--- START SUPPLIED MATERIAL ---

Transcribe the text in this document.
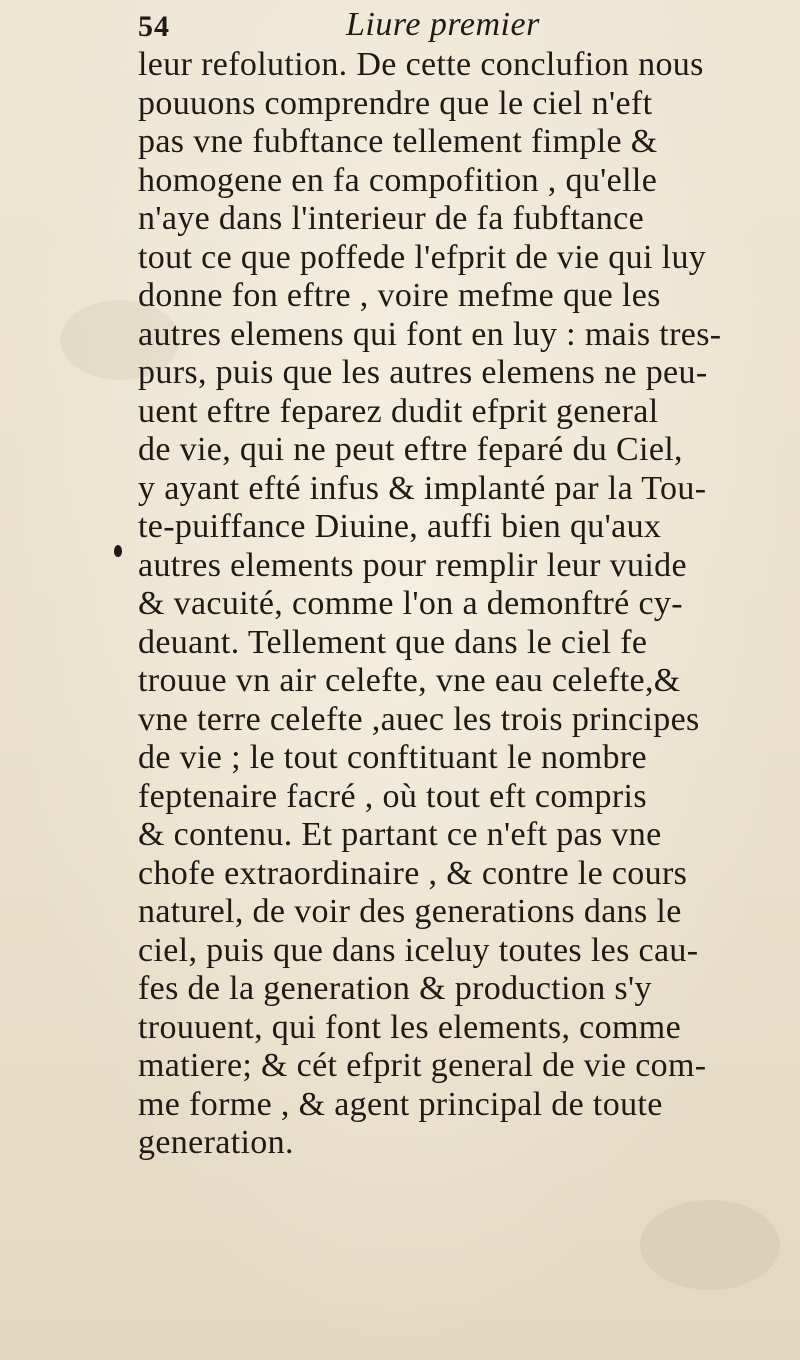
54	Liure premier
leur refolution. De cette conclufion nous
pouuons comprendre que le ciel n'eft
pas vne fubftance tellement fimple &
homogene en fa compofition , qu'elle
n'aye dans l'interieur de fa fubftance
tout ce que poffede l'efprit de vie qui luy
donne fon eftre , voire mefme que les
autres elemens qui font en luy : mais tres-
purs, puis que les autres elemens ne peu-
uent eftre feparez dudit efprit general
de vie, qui ne peut eftre feparé du Ciel,
y ayant efté infus & implanté par la Tou-
te-puiffance Diuine, auffi bien qu'aux
autres elements pour remplir leur vuide
& vacuité, comme l'on a demonftré cy-
deuant. Tellement que dans le ciel fe
trouue vn air celefte, vne eau celefte,&
vne terre celefte ,auec les trois principes
de vie ; le tout conftituant le nombre
feptenaire facré , où tout eft compris
& contenu. Et partant ce n'eft pas vne
chofe extraordinaire , & contre le cours
naturel, de voir des generations dans le
ciel, puis que dans iceluy toutes les cau-
fes de la generation & production s'y
trouuent, qui font les elements, comme
matiere; & cét efprit general de vie com-
me forme , & agent principal de toute
generation.
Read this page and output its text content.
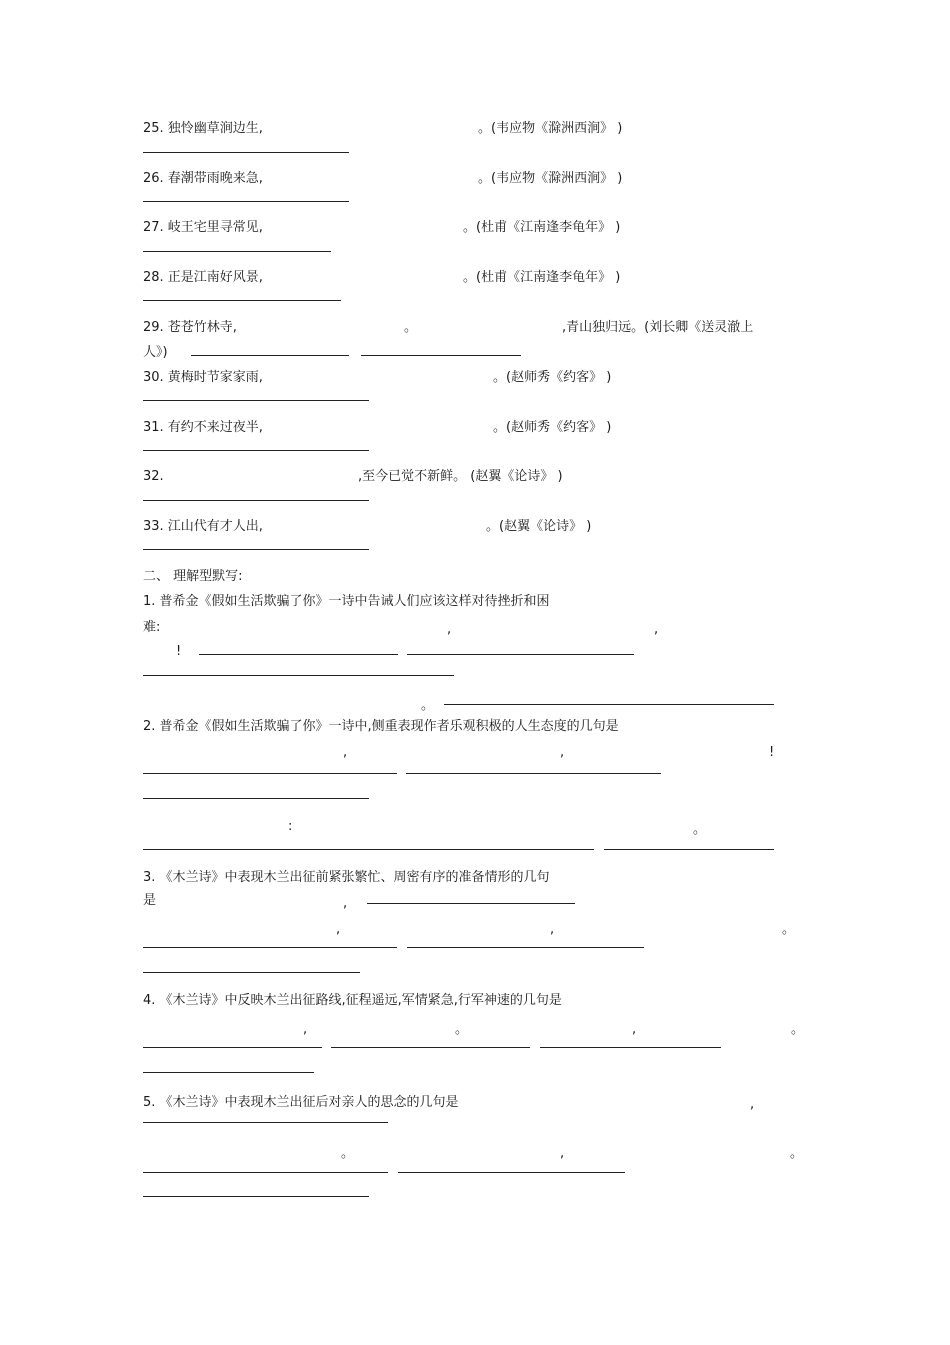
25. 独怜幽草涧边生,	。(韦应物《滁洲西涧》 )
26. 春潮带雨晚来急,	。(韦应物《滁洲西涧》 )
27. 岐王宅里寻常见,	。(杜甫《江南逢李龟年》 )
28. 正是江南好风景,	。(杜甫《江南逢李龟年》 )
29. 苍苍竹林寺,	。	,青山独归远。(刘长卿《送灵澈上
人》)
30. 黄梅时节家家雨,	。(赵师秀《约客》 )
31. 有约不来过夜半,	。(赵师秀《约客》 )
32.	,至今已觉不新鲜。 (赵翼《论诗》 )
33. 江山代有才人出,	。(赵翼《论诗》 )
二、 理解型默写:
1. 普希金《假如生活欺骗了你》一诗中告诫人们应该这样对待挫折和困
难:	,	,
!
。
2. 普希金《假如生活欺骗了你》一诗中,侧重表现作者乐观积极的人生态度的几句是
,	,	!
:	。
3. 《木兰诗》中表现木兰出征前紧张繁忙、周密有序的准备情形的几句
是	,
,	,	。
4. 《木兰诗》中反映木兰出征路线,征程遥远,军情紧急,行军神速的几句是
,	。	,	。
5. 《木兰诗》中表现木兰出征后对亲人的思念的几句是	,
。	,	。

--- END SUPPLIED MATERIAL ---

REQUIRED TASK>
Each record above is to be restated exactly, with its pictures removed from the copy.

SOLUTION TO THE EXERCISE>
Transcribe the text in this document.
54	Liure premier
leur refolution. De cette conclufion nous
pouuons comprendre que le ciel n'eft
pas vne fubftance tellement fimple &
homogene en fa compofition , qu'elle
n'aye dans l'interieur de fa fubftance
tout ce que poffede l'efprit de vie qui luy
donne fon eftre , voire mefme que les
autres elemens qui font en luy : mais tres-
purs, puis que les autres elemens ne peu-
uent eftre feparez dudit efprit general
de vie, qui ne peut eftre feparé du Ciel,
y ayant efté infus & implanté par la Tou-
te-puiffance Diuine, auffi bien qu'aux
autres elements pour remplir leur vuide
& vacuité, comme l'on a demonftré cy-
deuant. Tellement que dans le ciel fe
trouue vn air celefte, vne eau celefte,&
vne terre celefte ,auec les trois principes
de vie ; le tout conftituant le nombre
feptenaire facré , où tout eft compris
& contenu. Et partant ce n'eft pas vne
chofe extraordinaire , & contre le cours
naturel, de voir des generations dans le
ciel, puis que dans iceluy toutes les cau-
fes de la generation & production s'y
trouuent, qui font les elements, comme
matiere; & cét efprit general de vie com-
me forme , & agent principal de toute
generation.
Read this page and output its text content.
25. 独怜幽草涧边生,	。(韦应物《滁洲西涧》 )
26. 春潮带雨晚来急,	。(韦应物《滁洲西涧》 )
27. 岐王宅里寻常见,	。(杜甫《江南逢李龟年》 )
28. 正是江南好风景,	。(杜甫《江南逢李龟年》 )
29. 苍苍竹林寺,	。	,青山独归远。(刘长卿《送灵澈上
人》)
30. 黄梅时节家家雨,	。(赵师秀《约客》 )
31. 有约不来过夜半,	。(赵师秀《约客》 )
32.	,至今已觉不新鲜。 (赵翼《论诗》 )
33. 江山代有才人出,	。(赵翼《论诗》 )
二、 理解型默写:
1. 普希金《假如生活欺骗了你》一诗中告诫人们应该这样对待挫折和困
难:	,	,
!
。
2. 普希金《假如生活欺骗了你》一诗中,侧重表现作者乐观积极的人生态度的几句是
,	,	!
:	。
3. 《木兰诗》中表现木兰出征前紧张繁忙、周密有序的准备情形的几句
是	,
,	,	。
4. 《木兰诗》中反映木兰出征路线,征程遥远,军情紧急,行军神速的几句是
,	。	,	。
5. 《木兰诗》中表现木兰出征后对亲人的思念的几句是	,
。	,	。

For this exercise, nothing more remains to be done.